(Requirement A):
Retype the passage of the HANCE API documentation from "const getModelsData = async" up to and including "to the console.".
(Requirement B):
According to the HANCE API documentation, why does the first .then() callback in the model retrieval code end with return models?
(Requirement C):
Answer these questions using the HANCE API documentation:
(i) Which model_id has the description "De-reverb" in the returned JSON example?
(ii) If no value is provided for file_type, what does it default to?
(iii) What is the default output_format for the processed file?

— begin Document section —

Get models: example of returned JSON data
[
{"model_description": "De-noise", "model_id": "speech-denoise"},
{"model_description": "De-reverb", "model_id": "speech-dereverb"}
]
Get models: retrieving and selecting a model
// First, we store the address from Important endpoint B as a constant:
const MODELS_ENDPOINT =
"https://server.hance.ai/api/get_models"
const getModelsData = async () => await (await fetch(MODELS_ENDPOINT)).json()
getModelsData()
.then((models) => {
// The array of objects is now available to the getModelData function
// and ready to be utilized.
// We can do something with the models data here. To check if we have
// received the data, we log it to the console.
console.dir(models)
// We also return the models data so the values can be used in the next
// .then() call, like in the example below.
return models
})
.then((models) => console.log(models[1].model_id))//real_time_noise_reverb_v1
.catch(console.error)
Get models: return values
| Field | Type | Description |
|---|---|---|
| models | Array of objects | Each object in the models array contain a model_description and a model_id key. |
Processing audio files
Once you have obtained the upload URL and unique ID, as explained in the Get upload URL section, and selected the appropriate model, we can upload audio files to HANCE’s servers. To do this, make a POST request to the generated upload URL and include some of the query parameters described below with the request.
Processing audio files: query parameters
| Field | Type | Description |
|---|---|---|
| upload_id | String | The upload_id returned from the Get upload URL endpoint. |
| model_id | String | The model used for processing. This can be obtained by using the Get models endpoint detailed above. |
| file_type | String | The parameter is optional, and it accepts the two values audio_file or audio_sprite. If no value is provided, it defaults to audio_file. |
| return_file_url | String | Option to return the file directly and improve speed by eliminating extra transfer. Set the value to true/false with false as the default value. |
| output_format | String | An optional output file format for the processed file. Accepted values are wav (default), mp3, and ogg. |
Processing audio files: return values
The HANCE Web API will return a redirect to the enhanced file once it has completed processing. If the redirect argument is not specified or set to false, the API will return a URL pointing to the processed file instead. The request may take a while to complete, depending on how large and complex the file is.

— end Document section —
— begin Dataset content —

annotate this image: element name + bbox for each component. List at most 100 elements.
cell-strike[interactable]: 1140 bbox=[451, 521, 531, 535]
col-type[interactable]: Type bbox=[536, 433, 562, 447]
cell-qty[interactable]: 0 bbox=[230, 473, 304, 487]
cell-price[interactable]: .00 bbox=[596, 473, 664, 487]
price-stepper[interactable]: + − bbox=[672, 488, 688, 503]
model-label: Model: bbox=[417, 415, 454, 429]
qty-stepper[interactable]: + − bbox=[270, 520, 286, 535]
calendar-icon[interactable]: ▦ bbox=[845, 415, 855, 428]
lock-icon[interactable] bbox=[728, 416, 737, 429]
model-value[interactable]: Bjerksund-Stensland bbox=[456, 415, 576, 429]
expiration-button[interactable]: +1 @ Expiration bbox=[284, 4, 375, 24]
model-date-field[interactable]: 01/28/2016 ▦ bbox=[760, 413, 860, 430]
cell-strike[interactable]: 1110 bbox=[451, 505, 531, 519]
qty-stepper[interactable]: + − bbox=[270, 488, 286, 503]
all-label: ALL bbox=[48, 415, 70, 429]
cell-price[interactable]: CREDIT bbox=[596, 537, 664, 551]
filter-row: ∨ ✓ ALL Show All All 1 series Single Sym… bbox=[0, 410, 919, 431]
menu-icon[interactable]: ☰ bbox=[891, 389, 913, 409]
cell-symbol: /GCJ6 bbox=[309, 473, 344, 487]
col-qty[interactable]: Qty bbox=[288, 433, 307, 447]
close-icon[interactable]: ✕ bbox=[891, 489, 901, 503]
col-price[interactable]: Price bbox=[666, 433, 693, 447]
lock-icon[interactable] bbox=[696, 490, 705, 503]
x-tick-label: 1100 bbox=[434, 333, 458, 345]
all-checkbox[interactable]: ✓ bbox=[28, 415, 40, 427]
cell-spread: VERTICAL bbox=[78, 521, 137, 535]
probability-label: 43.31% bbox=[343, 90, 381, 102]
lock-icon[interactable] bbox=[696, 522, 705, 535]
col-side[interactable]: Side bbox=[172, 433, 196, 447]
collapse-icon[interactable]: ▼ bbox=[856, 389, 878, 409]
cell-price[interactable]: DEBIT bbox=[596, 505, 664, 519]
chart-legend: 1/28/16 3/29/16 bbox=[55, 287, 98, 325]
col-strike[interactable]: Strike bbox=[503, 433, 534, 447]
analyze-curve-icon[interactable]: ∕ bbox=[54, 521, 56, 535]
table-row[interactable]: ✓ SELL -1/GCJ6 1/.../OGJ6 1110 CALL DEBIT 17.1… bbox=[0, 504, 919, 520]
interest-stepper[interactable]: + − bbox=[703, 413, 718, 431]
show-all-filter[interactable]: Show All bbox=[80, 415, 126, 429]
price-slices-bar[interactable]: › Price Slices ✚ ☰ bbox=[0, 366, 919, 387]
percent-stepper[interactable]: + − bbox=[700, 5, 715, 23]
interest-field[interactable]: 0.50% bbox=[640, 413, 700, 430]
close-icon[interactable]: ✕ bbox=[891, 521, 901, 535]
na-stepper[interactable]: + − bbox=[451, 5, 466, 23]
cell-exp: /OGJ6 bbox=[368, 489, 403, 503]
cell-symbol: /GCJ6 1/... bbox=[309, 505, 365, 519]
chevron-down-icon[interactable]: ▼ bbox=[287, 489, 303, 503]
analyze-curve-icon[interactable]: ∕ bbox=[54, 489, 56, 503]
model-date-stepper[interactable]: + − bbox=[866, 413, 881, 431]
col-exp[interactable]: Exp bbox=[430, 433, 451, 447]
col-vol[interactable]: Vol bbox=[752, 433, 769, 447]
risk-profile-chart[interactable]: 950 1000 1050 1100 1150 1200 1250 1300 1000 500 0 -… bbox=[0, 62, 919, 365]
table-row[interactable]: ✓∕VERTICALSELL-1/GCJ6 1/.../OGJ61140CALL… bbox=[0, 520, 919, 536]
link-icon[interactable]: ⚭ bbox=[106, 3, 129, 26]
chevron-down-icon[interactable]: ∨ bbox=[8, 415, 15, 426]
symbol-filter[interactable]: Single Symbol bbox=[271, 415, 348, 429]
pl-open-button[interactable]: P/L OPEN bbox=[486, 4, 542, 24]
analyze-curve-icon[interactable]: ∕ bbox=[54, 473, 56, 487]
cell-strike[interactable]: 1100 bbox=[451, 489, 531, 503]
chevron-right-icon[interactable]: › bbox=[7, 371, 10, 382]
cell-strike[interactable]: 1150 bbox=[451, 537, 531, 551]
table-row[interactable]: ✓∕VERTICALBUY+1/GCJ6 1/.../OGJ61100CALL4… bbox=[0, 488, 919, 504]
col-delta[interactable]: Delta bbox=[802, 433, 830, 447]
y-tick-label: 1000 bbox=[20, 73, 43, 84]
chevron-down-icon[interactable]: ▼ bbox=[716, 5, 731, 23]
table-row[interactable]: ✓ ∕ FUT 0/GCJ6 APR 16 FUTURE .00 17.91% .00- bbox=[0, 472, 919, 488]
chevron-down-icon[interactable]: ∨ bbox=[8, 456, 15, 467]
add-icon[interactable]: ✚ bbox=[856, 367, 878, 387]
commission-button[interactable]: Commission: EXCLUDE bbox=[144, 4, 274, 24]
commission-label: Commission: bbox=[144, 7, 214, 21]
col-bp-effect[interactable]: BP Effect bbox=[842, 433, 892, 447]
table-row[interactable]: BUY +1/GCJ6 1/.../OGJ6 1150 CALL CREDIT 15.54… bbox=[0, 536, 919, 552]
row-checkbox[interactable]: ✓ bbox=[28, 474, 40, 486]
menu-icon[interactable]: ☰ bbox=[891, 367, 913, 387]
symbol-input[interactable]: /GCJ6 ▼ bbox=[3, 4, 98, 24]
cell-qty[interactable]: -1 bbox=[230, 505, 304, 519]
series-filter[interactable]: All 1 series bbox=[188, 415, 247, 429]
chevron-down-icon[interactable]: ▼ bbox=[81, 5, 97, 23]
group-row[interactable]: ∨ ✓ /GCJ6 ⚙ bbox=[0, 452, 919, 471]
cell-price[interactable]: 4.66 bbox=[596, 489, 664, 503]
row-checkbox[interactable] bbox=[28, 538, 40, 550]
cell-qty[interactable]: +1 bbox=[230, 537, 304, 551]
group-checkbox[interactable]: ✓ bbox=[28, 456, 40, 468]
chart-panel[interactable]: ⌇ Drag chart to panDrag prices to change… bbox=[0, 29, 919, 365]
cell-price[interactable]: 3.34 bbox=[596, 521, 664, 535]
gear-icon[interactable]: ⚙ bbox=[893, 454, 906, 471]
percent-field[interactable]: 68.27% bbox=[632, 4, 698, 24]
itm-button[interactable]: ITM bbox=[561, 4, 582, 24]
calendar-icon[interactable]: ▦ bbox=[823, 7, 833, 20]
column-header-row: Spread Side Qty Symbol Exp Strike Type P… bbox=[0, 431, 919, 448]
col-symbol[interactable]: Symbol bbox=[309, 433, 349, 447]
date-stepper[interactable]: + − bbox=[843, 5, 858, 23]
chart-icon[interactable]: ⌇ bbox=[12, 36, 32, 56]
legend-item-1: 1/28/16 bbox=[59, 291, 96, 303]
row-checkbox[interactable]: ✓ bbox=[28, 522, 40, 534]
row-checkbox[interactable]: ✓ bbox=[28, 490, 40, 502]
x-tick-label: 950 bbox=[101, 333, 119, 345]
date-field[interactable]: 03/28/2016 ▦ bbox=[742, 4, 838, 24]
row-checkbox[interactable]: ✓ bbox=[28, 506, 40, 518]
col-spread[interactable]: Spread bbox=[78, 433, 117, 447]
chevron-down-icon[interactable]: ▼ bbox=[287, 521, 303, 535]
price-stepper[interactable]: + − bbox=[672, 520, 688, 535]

— end Dataset content —

(Correct result A):
const getModelsData = async () => await (await fetch(MODELS_ENDPOINT)).json()
getModelsData()
.then((models) => {
// The array of objects is now available to the getModelData function
// and ready to be utilized.
// We can do something with the models data here. To check if we have
// received the data, we log it to the console.

(Correct result B):
It returns the models data so that the values can be used in the next .then() call.

(Correct result C):
(i) speech-dereverb
(ii) audio_file
(iii) wav